## What you are asked to do
List the lines of this listing that hold the word "text".

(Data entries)
::::::::::

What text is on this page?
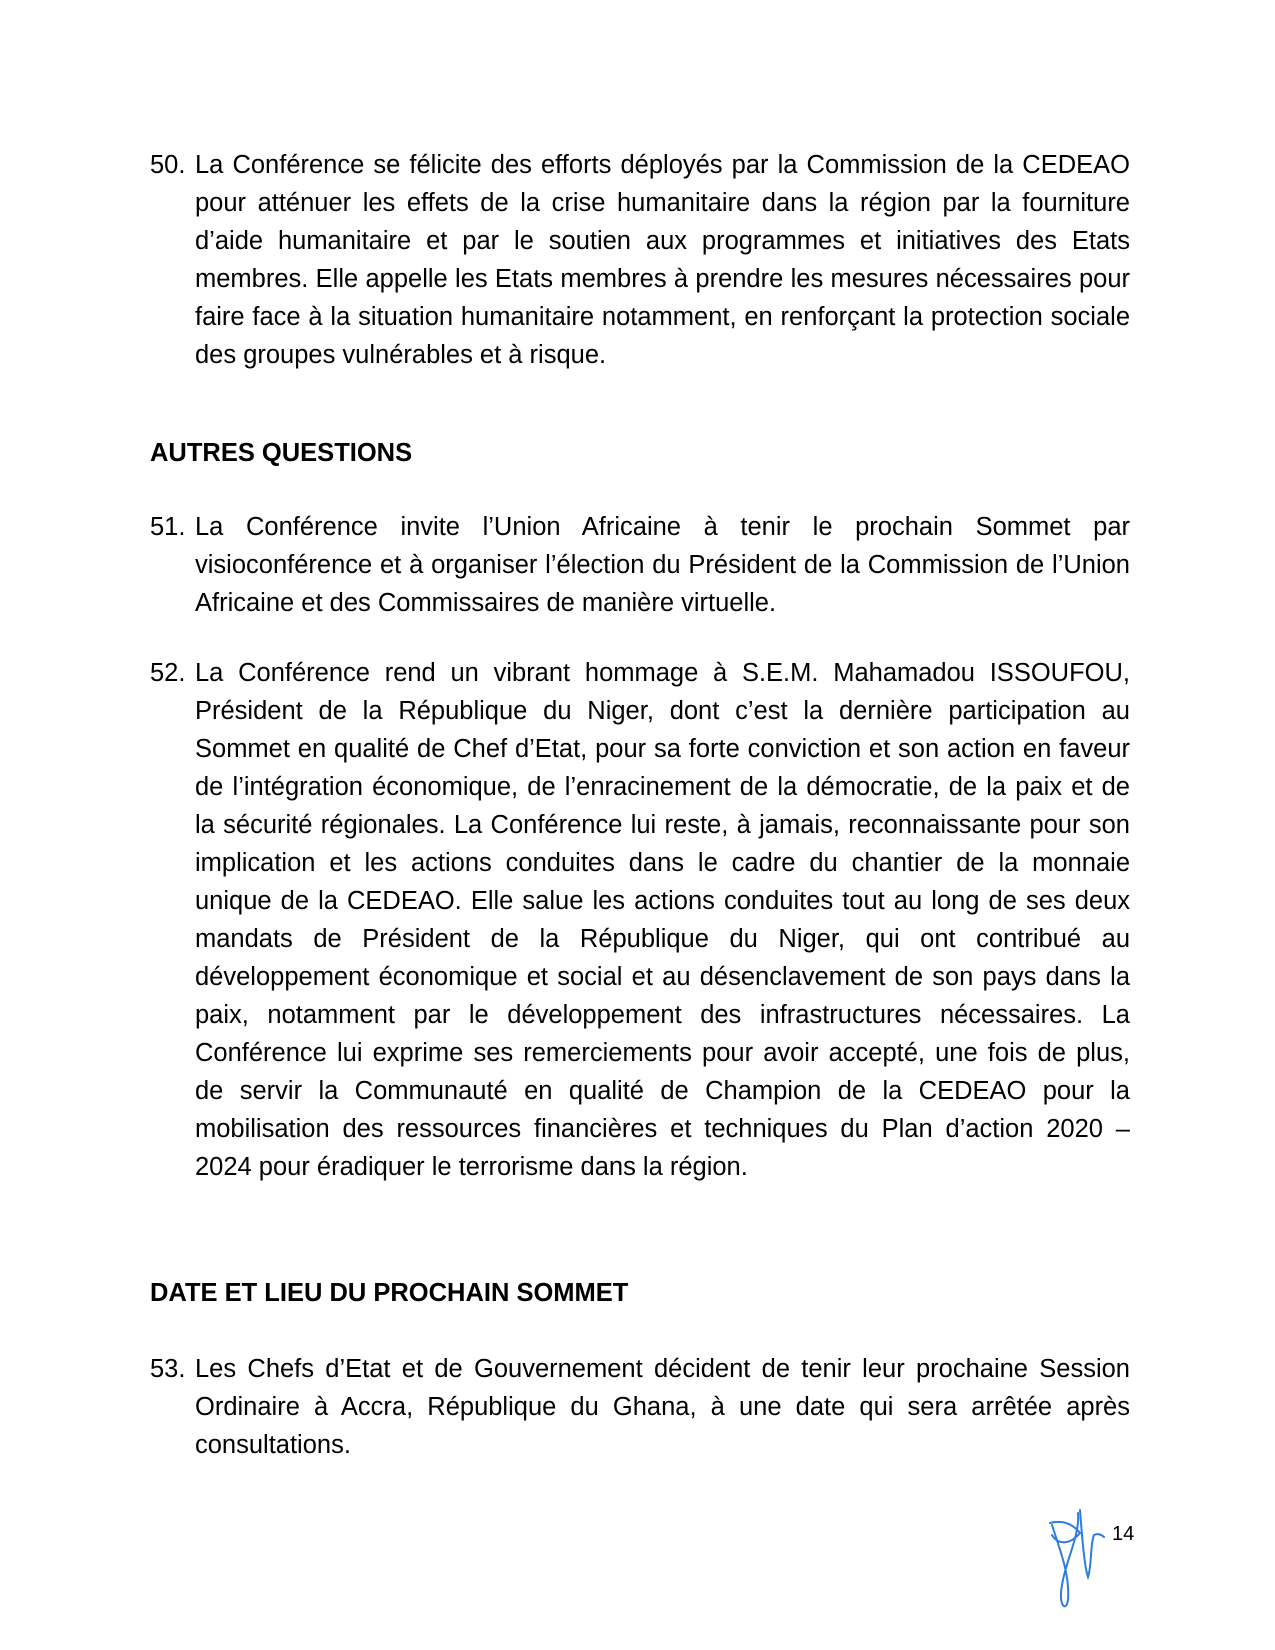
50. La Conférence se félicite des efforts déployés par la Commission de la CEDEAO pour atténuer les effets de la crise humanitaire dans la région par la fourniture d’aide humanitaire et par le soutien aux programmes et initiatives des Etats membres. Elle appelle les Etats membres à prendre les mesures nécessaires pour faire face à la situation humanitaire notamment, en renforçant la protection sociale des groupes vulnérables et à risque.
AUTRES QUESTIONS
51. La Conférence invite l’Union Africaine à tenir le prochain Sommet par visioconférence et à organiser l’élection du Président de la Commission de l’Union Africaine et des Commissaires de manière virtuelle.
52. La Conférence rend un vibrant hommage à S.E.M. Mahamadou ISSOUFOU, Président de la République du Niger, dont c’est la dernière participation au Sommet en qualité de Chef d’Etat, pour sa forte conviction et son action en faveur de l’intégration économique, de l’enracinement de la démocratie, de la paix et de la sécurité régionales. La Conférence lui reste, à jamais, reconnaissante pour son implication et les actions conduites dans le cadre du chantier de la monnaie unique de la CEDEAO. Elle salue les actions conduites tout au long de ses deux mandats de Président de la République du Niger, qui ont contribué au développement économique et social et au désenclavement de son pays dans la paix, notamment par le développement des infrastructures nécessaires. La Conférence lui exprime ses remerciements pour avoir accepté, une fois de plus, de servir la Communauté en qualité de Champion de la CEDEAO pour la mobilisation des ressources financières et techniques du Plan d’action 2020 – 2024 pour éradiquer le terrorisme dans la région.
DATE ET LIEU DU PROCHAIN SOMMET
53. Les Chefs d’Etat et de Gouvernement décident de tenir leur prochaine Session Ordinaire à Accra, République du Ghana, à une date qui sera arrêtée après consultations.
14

::::::::::

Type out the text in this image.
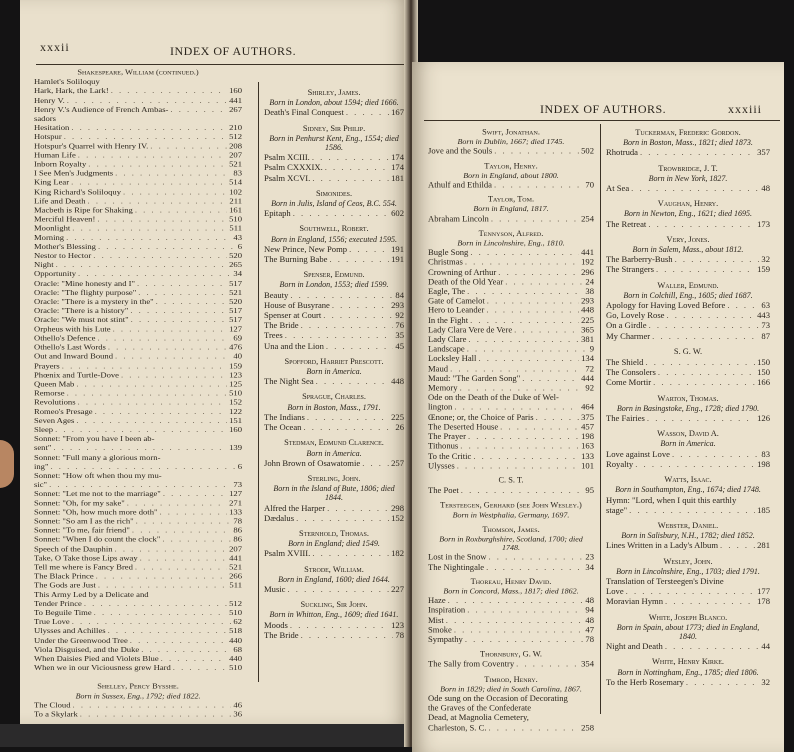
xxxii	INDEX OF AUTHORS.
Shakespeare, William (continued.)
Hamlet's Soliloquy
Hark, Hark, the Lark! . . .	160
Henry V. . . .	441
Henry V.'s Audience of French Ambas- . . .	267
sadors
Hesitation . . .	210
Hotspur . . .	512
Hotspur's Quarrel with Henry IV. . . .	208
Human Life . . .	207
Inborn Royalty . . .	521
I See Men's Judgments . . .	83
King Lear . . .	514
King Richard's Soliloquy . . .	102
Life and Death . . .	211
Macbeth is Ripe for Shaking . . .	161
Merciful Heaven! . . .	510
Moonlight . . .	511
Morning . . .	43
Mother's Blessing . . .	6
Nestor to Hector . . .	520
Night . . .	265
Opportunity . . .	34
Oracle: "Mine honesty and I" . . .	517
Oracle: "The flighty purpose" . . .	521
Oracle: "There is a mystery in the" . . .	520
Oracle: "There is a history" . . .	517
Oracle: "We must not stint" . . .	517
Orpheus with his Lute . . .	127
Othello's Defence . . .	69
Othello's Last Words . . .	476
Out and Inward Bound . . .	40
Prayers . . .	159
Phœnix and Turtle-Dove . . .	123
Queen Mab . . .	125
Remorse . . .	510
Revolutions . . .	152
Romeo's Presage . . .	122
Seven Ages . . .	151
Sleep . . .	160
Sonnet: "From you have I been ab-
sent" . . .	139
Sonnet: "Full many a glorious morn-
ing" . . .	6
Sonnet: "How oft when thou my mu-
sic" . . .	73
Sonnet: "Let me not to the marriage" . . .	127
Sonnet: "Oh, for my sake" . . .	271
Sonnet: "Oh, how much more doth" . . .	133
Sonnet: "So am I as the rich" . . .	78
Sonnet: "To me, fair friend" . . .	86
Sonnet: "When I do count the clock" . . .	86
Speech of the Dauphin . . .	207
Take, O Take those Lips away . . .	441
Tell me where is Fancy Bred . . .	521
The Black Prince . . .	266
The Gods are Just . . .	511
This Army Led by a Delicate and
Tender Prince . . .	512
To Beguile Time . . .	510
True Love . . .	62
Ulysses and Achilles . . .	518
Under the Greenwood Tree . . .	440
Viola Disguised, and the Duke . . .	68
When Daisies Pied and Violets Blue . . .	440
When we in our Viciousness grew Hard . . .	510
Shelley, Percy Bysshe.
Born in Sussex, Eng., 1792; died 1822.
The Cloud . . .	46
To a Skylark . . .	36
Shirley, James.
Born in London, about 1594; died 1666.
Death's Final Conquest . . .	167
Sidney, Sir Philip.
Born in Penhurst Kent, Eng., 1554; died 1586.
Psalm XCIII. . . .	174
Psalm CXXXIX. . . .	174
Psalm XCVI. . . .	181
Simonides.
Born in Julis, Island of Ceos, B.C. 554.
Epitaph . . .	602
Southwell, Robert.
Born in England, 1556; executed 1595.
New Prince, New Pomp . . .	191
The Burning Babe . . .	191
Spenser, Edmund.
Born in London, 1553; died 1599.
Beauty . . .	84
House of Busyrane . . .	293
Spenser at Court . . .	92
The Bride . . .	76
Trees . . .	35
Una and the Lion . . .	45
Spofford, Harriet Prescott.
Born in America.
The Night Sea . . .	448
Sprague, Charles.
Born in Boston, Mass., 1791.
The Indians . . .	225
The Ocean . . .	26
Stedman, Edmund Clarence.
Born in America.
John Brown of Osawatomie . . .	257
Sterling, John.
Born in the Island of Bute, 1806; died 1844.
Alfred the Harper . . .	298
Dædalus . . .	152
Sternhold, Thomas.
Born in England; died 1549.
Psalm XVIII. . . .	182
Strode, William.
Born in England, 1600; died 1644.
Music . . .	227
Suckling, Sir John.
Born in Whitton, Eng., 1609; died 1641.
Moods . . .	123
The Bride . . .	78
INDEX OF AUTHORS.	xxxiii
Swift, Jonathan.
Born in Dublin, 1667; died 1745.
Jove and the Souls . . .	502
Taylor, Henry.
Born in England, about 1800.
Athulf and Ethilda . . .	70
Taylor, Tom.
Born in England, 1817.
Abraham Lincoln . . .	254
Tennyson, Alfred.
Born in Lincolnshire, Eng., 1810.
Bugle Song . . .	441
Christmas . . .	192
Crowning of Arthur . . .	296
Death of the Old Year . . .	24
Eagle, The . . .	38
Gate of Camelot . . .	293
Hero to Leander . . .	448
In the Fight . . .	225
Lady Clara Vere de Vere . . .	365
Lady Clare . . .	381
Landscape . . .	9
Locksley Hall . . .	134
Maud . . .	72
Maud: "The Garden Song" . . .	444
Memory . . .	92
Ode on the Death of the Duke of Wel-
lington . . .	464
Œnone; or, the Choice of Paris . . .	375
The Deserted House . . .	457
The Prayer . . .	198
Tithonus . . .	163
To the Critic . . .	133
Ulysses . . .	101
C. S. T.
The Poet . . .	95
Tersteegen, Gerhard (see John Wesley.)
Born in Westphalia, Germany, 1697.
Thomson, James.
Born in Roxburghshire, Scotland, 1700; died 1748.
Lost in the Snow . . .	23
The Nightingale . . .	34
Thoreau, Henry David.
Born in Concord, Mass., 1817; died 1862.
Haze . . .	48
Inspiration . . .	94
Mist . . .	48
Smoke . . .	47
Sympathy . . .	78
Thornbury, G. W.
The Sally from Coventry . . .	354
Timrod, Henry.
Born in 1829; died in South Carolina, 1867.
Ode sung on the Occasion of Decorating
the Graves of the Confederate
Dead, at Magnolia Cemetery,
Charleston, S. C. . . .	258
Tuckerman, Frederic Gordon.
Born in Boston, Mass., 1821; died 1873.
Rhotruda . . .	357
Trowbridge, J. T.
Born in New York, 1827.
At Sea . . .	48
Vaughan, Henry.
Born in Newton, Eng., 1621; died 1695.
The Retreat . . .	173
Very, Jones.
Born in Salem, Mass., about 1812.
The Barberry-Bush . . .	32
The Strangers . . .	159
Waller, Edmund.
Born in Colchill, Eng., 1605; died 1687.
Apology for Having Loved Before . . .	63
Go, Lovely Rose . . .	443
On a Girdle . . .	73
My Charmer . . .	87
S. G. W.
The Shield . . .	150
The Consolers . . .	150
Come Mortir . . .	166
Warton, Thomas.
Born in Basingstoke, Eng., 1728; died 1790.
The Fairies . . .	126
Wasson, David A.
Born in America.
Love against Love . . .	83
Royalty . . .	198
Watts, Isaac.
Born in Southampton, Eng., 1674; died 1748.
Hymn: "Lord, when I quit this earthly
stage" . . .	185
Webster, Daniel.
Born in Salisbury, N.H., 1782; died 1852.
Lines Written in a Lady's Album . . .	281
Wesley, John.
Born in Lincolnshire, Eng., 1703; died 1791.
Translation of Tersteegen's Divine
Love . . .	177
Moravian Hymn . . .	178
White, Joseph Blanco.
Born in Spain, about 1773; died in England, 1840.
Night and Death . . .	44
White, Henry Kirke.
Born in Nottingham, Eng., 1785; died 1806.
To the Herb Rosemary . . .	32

::::::::::

## Full response
What text is on this page?
Type out the text in this image.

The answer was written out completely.